**AIM OF THE EXERCISE:**
Replace "camera-checkbox" with "image-checkbox" in the records from the start through the line containing "126, 775, 134]", and give those lines again with nothing else changed.

┄┄┄┄┄┄┄┄┄┄

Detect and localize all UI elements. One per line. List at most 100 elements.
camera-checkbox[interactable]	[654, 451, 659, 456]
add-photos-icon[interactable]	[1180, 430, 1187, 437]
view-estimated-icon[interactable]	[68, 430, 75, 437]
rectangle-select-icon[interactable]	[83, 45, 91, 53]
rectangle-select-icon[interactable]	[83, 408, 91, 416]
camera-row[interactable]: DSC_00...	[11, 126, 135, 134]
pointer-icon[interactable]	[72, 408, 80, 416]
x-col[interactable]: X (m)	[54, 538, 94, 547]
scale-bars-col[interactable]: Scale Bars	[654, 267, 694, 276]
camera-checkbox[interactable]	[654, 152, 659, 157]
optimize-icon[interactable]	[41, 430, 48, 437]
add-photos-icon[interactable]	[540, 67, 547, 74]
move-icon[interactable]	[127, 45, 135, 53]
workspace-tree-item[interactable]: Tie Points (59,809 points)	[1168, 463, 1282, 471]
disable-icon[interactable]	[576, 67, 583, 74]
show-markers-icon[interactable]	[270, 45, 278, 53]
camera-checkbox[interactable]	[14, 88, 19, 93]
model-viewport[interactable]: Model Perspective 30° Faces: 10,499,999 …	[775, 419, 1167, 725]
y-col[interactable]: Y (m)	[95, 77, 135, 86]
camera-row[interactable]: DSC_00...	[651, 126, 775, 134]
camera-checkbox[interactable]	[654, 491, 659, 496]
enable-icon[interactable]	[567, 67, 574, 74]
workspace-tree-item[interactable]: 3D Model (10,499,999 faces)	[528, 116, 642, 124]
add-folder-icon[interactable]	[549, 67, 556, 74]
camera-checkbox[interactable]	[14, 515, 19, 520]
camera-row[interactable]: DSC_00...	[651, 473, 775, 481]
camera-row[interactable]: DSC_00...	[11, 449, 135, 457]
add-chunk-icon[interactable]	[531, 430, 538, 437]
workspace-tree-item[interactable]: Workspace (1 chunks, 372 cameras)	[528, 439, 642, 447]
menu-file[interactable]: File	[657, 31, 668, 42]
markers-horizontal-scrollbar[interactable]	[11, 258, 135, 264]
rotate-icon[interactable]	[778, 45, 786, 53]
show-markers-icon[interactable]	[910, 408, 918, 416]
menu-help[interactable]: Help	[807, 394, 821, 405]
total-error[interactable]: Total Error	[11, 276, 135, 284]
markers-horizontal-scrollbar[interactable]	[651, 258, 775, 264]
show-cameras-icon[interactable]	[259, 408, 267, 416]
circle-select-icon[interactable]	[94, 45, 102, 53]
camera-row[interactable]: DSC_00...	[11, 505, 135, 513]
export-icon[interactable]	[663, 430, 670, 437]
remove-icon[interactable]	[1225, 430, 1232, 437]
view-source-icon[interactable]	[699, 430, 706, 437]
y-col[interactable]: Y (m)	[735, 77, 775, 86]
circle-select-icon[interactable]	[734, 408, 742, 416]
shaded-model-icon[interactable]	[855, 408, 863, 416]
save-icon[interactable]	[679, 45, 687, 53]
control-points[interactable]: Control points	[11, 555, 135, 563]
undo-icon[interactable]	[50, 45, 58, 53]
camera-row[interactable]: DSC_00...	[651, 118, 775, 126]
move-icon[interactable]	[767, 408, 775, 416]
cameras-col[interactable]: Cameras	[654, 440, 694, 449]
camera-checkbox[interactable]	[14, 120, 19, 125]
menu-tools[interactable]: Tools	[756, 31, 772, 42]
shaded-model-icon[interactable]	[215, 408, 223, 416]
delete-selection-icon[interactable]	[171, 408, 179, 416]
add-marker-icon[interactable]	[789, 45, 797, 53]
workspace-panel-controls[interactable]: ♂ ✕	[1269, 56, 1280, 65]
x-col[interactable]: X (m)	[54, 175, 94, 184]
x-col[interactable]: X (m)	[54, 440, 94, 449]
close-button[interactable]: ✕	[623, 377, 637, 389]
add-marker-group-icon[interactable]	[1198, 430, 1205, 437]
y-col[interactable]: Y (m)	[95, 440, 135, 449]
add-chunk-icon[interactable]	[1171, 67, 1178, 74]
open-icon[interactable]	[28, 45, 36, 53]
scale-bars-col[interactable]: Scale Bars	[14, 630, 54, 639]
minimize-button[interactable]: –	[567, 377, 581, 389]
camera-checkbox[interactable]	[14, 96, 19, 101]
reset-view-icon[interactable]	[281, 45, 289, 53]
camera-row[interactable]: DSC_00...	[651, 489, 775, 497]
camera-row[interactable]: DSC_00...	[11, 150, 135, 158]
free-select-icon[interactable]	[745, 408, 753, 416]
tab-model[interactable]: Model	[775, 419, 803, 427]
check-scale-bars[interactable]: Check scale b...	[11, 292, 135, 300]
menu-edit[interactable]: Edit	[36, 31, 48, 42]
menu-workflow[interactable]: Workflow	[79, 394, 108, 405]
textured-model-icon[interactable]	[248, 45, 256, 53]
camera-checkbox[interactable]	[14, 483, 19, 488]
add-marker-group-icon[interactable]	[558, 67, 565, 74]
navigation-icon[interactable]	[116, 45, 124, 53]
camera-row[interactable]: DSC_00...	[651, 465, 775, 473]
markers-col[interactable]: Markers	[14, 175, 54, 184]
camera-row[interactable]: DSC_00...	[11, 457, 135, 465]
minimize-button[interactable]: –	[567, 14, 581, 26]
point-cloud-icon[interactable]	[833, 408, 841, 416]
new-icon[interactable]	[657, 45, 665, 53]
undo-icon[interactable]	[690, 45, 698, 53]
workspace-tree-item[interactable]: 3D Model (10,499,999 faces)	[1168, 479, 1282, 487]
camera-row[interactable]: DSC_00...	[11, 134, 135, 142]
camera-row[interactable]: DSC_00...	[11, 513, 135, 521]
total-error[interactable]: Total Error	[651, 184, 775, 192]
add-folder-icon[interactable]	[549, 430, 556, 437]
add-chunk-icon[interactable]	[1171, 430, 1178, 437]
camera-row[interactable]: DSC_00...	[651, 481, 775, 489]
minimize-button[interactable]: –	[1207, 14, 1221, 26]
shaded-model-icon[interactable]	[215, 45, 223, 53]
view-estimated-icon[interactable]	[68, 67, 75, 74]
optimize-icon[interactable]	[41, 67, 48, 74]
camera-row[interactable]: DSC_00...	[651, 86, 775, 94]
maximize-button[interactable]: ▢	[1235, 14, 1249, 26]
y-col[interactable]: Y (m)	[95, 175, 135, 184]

┄┄┄┄┄┄┄┄┄┄

**RESULT OF THIS EXERCISE:**
Detect and localize all UI elements. One per line. List at most 100 elements.
image-checkbox[interactable]	[654, 451, 659, 456]
add-photos-icon[interactable]	[1180, 430, 1187, 437]
view-estimated-icon[interactable]	[68, 430, 75, 437]
rectangle-select-icon[interactable]	[83, 45, 91, 53]
rectangle-select-icon[interactable]	[83, 408, 91, 416]
camera-row[interactable]: DSC_00...	[11, 126, 135, 134]
pointer-icon[interactable]	[72, 408, 80, 416]
x-col[interactable]: X (m)	[54, 538, 94, 547]
scale-bars-col[interactable]: Scale Bars	[654, 267, 694, 276]
image-checkbox[interactable]	[654, 152, 659, 157]
optimize-icon[interactable]	[41, 430, 48, 437]
add-photos-icon[interactable]	[540, 67, 547, 74]
move-icon[interactable]	[127, 45, 135, 53]
workspace-tree-item[interactable]: Tie Points (59,809 points)	[1168, 463, 1282, 471]
disable-icon[interactable]	[576, 67, 583, 74]
show-markers-icon[interactable]	[270, 45, 278, 53]
image-checkbox[interactable]	[14, 88, 19, 93]
model-viewport[interactable]: Model Perspective 30° Faces: 10,499,999 …	[775, 419, 1167, 725]
y-col[interactable]: Y (m)	[95, 77, 135, 86]
camera-row[interactable]: DSC_00...	[651, 126, 775, 134]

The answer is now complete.